Exercise prompt:
Set down the records once more, please, exactly and with the pictures left out.
········
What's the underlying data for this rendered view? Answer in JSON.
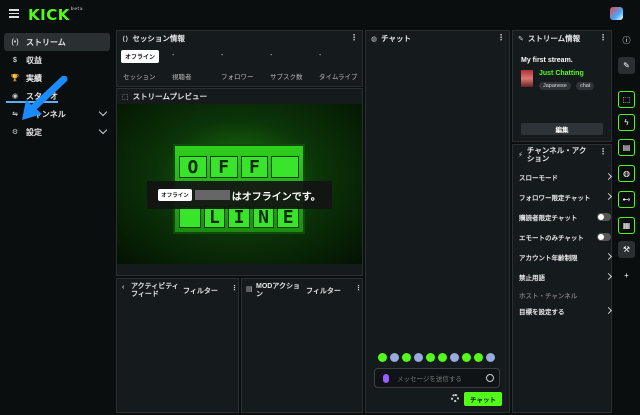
{
  "app": {
    "logo": "KICK",
    "logo_sup": "beta"
  },
  "sidebar": {
    "items": [
      {
        "icon": "(•)",
        "label": "ストリーム"
      },
      {
        "icon": "$",
        "label": "収益"
      },
      {
        "icon": "🏆",
        "label": "実績"
      },
      {
        "icon": "◉",
        "label": "スタジオ"
      },
      {
        "icon": "⇋",
        "label": "チャンネル"
      },
      {
        "icon": "⚙",
        "label": "設定"
      }
    ]
  },
  "session": {
    "title": "セッション情報",
    "stats": [
      {
        "value": "オフライン",
        "label": "セッション"
      },
      {
        "value": "-",
        "label": "視聴者"
      },
      {
        "value": "-",
        "label": "フォロワー"
      },
      {
        "value": "-",
        "label": "サブスク数"
      },
      {
        "value": "-",
        "label": "タイムライブ"
      }
    ]
  },
  "preview": {
    "title": "ストリームプレビュー",
    "board_top": [
      "O",
      "F",
      "F",
      ""
    ],
    "board_bottom": [
      "",
      "L",
      "I",
      "N",
      "E"
    ],
    "overlay_badge": "オフライン",
    "overlay_message": "はオフラインです。"
  },
  "activity": {
    "title": "アクティビティフィード",
    "filter": "フィルター"
  },
  "mod": {
    "title": "MODアクション",
    "filter": "フィルター"
  },
  "chat": {
    "title": "チャット",
    "placeholder": "メッセージを送信する",
    "send_label": "チャット"
  },
  "stream_info": {
    "title": "ストリーム情報",
    "stream_title": "My first stream.",
    "category": "Just Chatting",
    "tags": [
      "Japanese",
      "chat"
    ],
    "edit_label": "編集"
  },
  "channel_actions": {
    "title": "チャンネル・アクション",
    "items": [
      {
        "label": "スローモード",
        "control": "arrow"
      },
      {
        "label": "フォロワー限定チャット",
        "control": "arrow"
      },
      {
        "label": "購読者限定チャット",
        "control": "toggle"
      },
      {
        "label": "エモートのみチャット",
        "control": "toggle"
      },
      {
        "label": "アカウント年齢制限",
        "control": "arrow"
      },
      {
        "label": "禁止用語",
        "control": "arrow"
      },
      {
        "label": "ホスト・チャンネル",
        "control": "none"
      },
      {
        "label": "目標を設定する",
        "control": "arrow"
      }
    ]
  },
  "colors": {
    "accent": "#53fc18",
    "panel": "#151a1c",
    "background": "#0b0e0f",
    "highlight": "#5ab0ff"
  }
}
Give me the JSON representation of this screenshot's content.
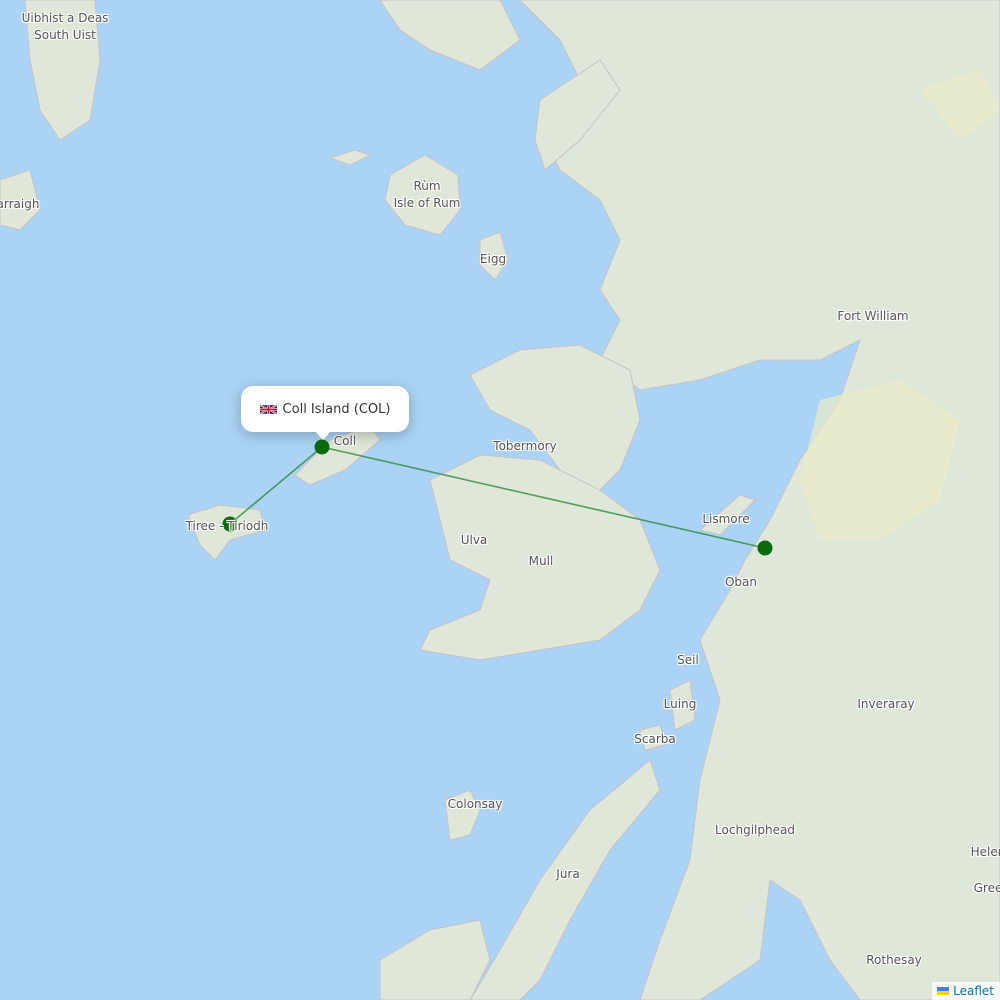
········
Solution to this exercise:
What's the underlying data for this rendered view? Answer in JSON.
{
  "app": {
    "logo": "KICK",
    "logo_sup": "beta"
  },
  "sidebar": {
    "items": [
      {
        "icon": "(•)",
        "label": "ストリーム"
      },
      {
        "icon": "$",
        "label": "収益"
      },
      {
        "icon": "🏆",
        "label": "実績"
      },
      {
        "icon": "◉",
        "label": "スタジオ"
      },
      {
        "icon": "⇋",
        "label": "チャンネル"
      },
      {
        "icon": "⚙",
        "label": "設定"
      }
    ]
  },
  "session": {
    "title": "セッション情報",
    "stats": [
      {
        "value": "オフライン",
        "label": "セッション"
      },
      {
        "value": "-",
        "label": "視聴者"
      },
      {
        "value": "-",
        "label": "フォロワー"
      },
      {
        "value": "-",
        "label": "サブスク数"
      },
      {
        "value": "-",
        "label": "タイムライブ"
      }
    ]
  },
  "preview": {
    "title": "ストリームプレビュー",
    "board_top": [
      "O",
      "F",
      "F",
      ""
    ],
    "board_bottom": [
      "",
      "L",
      "I",
      "N",
      "E"
    ],
    "overlay_badge": "オフライン",
    "overlay_message": "はオフラインです。"
  },
  "activity": {
    "title": "アクティビティフィード",
    "filter": "フィルター"
  },
  "mod": {
    "title": "MODアクション",
    "filter": "フィルター"
  },
  "chat": {
    "title": "チャット",
    "placeholder": "メッセージを送信する",
    "send_label": "チャット"
  },
  "stream_info": {
    "title": "ストリーム情報",
    "stream_title": "My first stream.",
    "category": "Just Chatting",
    "tags": [
      "Japanese",
      "chat"
    ],
    "edit_label": "編集"
  },
  "channel_actions": {
    "title": "チャンネル・アクション",
    "items": [
      {
        "label": "スローモード",
        "control": "arrow"
      },
      {
        "label": "フォロワー限定チャット",
        "control": "arrow"
      },
      {
        "label": "購読者限定チャット",
        "control": "toggle"
      },
      {
        "label": "エモートのみチャット",
        "control": "toggle"
      },
      {
        "label": "アカウント年齢制限",
        "control": "arrow"
      },
      {
        "label": "禁止用語",
        "control": "arrow"
      },
      {
        "label": "ホスト・チャンネル",
        "control": "none"
      },
      {
        "label": "目標を設定する",
        "control": "arrow"
      }
    ]
  },
  "colors": {
    "accent": "#53fc18",
    "panel": "#151a1c",
    "background": "#0b0e0f",
    "highlight": "#5ab0ff"
  }
}
Give me the JSON representation of this screenshot's content.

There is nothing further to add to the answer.